(Collection entries)
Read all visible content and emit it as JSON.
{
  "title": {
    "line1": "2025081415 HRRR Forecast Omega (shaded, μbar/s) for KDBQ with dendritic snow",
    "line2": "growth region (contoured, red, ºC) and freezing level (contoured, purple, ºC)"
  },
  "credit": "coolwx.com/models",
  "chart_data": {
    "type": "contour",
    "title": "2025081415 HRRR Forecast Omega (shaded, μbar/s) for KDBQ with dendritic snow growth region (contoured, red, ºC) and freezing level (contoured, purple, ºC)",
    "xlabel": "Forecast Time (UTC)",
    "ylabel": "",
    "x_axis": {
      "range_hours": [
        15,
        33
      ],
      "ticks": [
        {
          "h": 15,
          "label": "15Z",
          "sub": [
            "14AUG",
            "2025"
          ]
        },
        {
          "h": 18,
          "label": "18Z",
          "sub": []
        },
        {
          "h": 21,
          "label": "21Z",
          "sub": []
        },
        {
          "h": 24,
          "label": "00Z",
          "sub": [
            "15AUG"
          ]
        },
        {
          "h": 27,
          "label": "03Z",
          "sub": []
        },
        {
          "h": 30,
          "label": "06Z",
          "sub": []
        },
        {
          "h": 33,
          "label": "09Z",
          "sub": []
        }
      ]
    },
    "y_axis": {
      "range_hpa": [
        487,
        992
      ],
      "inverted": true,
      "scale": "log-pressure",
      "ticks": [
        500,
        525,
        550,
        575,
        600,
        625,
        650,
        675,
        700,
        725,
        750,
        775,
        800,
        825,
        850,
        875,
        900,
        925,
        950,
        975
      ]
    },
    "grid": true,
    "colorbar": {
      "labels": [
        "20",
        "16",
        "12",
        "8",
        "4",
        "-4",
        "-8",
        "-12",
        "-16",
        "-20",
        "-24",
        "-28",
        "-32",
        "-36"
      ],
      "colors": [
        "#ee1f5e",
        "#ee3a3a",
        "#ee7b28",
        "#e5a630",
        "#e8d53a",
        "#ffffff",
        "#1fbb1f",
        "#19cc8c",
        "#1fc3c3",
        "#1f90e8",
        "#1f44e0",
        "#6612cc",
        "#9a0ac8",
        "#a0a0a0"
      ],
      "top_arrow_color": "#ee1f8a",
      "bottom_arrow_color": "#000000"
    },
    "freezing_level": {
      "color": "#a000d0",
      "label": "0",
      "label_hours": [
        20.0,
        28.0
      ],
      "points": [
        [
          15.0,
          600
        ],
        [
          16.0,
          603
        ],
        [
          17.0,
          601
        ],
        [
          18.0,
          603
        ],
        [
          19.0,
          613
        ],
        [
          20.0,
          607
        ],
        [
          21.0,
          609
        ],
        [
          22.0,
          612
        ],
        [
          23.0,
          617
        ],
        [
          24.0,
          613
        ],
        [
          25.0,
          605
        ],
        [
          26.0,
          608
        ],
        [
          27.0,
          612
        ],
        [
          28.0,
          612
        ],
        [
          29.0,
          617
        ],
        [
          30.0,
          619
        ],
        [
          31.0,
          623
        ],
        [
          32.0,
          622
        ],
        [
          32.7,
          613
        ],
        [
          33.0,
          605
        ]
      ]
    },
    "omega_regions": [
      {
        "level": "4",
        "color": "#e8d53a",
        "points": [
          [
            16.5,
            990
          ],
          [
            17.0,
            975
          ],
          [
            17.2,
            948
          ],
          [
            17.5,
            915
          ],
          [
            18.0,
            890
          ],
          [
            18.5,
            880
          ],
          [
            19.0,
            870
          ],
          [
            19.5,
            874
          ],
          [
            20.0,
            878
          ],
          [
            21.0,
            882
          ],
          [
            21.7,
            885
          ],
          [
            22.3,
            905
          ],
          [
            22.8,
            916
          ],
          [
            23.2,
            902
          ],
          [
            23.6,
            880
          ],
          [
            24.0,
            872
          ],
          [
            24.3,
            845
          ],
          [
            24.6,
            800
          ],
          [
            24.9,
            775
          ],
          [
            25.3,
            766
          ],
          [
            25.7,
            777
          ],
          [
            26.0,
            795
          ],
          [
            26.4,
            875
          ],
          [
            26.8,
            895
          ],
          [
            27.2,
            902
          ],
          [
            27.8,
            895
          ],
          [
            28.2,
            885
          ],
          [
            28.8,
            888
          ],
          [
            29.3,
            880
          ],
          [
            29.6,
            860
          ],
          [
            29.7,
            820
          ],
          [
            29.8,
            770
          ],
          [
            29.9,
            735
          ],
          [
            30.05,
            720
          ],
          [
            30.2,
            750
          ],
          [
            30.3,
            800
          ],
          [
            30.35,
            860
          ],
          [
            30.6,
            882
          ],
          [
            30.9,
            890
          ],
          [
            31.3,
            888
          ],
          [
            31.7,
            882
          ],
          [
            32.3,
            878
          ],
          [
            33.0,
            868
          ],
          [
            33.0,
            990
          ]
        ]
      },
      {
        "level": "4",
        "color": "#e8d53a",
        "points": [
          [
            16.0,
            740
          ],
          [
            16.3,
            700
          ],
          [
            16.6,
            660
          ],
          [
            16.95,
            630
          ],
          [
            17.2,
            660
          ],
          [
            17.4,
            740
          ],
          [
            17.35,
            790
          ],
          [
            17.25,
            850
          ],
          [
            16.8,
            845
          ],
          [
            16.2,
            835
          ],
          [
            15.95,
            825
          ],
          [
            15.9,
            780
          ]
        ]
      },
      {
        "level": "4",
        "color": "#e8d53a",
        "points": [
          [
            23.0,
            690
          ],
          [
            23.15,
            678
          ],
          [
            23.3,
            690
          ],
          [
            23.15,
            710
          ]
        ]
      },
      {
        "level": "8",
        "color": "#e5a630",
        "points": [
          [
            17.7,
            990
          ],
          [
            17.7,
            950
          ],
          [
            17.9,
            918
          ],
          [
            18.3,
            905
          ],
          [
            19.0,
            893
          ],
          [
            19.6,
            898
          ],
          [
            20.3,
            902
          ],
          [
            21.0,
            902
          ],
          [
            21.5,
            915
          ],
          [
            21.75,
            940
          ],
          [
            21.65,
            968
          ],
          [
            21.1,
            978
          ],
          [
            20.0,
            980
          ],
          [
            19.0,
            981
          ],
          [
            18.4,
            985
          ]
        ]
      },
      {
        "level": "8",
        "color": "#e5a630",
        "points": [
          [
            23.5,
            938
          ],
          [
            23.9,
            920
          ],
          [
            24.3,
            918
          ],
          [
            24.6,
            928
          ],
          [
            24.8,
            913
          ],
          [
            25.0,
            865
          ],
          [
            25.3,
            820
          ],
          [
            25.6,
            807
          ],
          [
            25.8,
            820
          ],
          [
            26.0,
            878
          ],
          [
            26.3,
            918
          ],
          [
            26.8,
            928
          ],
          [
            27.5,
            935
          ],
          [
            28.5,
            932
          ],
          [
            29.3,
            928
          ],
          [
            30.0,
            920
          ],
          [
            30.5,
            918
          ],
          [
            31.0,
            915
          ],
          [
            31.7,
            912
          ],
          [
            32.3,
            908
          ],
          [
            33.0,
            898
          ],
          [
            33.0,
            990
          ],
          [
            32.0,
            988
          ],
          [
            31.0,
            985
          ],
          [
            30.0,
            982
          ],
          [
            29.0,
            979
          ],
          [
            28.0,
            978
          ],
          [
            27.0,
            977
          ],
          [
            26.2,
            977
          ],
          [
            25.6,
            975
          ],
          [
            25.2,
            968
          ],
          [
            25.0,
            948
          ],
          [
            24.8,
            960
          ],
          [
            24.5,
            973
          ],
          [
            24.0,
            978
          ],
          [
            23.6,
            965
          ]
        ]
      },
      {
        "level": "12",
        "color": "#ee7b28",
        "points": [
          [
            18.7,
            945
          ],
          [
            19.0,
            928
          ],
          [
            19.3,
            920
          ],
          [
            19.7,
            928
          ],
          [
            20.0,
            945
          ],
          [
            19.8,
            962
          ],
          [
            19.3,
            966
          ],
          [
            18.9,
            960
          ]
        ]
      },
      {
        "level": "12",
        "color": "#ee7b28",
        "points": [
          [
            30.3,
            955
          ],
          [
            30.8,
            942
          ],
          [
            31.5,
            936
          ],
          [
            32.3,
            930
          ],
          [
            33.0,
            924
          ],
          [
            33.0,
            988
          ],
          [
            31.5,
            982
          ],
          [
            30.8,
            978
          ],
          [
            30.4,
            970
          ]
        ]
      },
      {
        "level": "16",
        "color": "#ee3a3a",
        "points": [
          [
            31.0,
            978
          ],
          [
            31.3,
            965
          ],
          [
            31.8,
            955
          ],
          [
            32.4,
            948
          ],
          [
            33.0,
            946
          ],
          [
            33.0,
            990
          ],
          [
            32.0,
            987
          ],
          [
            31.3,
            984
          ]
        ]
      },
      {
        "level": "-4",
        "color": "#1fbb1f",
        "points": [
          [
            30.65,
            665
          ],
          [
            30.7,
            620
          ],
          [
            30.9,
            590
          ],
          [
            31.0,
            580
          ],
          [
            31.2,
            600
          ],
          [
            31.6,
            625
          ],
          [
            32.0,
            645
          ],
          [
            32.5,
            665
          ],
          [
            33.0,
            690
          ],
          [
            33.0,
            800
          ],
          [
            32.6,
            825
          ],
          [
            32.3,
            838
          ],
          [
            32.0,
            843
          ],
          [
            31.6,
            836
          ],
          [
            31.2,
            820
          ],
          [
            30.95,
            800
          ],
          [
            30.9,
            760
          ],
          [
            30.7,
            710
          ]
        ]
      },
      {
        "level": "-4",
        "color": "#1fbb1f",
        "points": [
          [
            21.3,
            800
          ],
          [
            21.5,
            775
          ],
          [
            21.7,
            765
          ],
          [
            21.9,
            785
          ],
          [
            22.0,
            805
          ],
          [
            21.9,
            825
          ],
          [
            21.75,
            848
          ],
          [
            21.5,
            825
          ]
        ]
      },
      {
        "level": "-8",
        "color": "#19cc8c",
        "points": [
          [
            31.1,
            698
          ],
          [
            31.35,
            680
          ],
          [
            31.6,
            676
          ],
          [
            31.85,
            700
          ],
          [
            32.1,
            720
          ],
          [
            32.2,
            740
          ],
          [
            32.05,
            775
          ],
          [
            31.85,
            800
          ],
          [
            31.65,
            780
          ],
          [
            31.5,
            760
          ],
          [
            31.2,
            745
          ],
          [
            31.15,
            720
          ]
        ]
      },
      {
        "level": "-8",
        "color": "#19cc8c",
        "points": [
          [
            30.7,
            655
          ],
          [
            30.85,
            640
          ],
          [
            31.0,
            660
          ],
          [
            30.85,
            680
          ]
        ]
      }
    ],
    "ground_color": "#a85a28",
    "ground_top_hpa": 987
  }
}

### Instructions for the task
Identify each line containing the string "KDBQ" and copy it out.

### Complete answer
    "line1": "2025081415 HRRR Forecast Omega (shaded, μbar/s) for KDBQ with dendritic snow",
    "title": "2025081415 HRRR Forecast Omega (shaded, μbar/s) for KDBQ with dendritic snow growth region (contoured, red, ºC) and freezing level (contoured, purple, ºC)",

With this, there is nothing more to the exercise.